*TASK GOAL*: Every entry below should be printed exactly, without its images.

*DATA PROVIDED*:
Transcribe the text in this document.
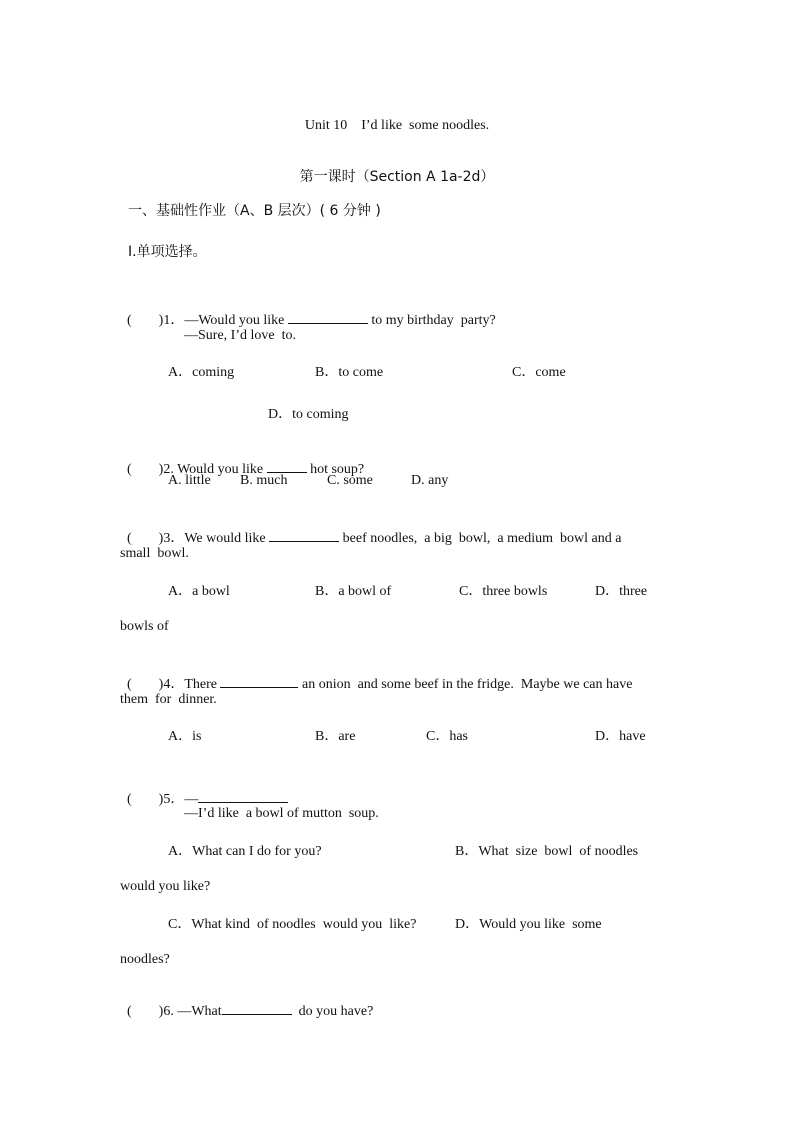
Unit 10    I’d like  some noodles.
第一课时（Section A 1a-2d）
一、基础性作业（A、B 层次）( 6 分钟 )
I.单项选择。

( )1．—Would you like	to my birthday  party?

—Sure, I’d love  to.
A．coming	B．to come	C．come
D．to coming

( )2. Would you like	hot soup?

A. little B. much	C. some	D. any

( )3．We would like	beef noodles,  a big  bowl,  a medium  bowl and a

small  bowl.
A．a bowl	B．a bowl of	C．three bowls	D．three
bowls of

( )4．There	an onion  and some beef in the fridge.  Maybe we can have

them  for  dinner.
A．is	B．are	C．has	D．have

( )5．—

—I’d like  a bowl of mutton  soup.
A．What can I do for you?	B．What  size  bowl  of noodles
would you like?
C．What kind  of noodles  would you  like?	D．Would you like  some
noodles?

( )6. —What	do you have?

*SOLUTION TO THIS PROBLEM*:
Transcribe the text in this document.
Unit 10    I’d like  some noodles.
第一课时（Section A 1a-2d）
一、基础性作业（A、B 层次）( 6 分钟 )
I.单项选择。

( )1．—Would you like	to my birthday  party?

—Sure, I’d love  to.
A．coming	B．to come	C．come
D．to coming

( )2. Would you like	hot soup?

A. little B. much	C. some	D. any

( )3．We would like	beef noodles,  a big  bowl,  a medium  bowl and a

small  bowl.
A．a bowl	B．a bowl of	C．three bowls	D．three
bowls of

( )4．There	an onion  and some beef in the fridge.  Maybe we can have

them  for  dinner.
A．is	B．are	C．has	D．have

( )5．—

—I’d like  a bowl of mutton  soup.
A．What can I do for you?	B．What  size  bowl  of noodles
would you like?
C．What kind  of noodles  would you  like?	D．Would you like  some
noodles?

( )6. —What	do you have?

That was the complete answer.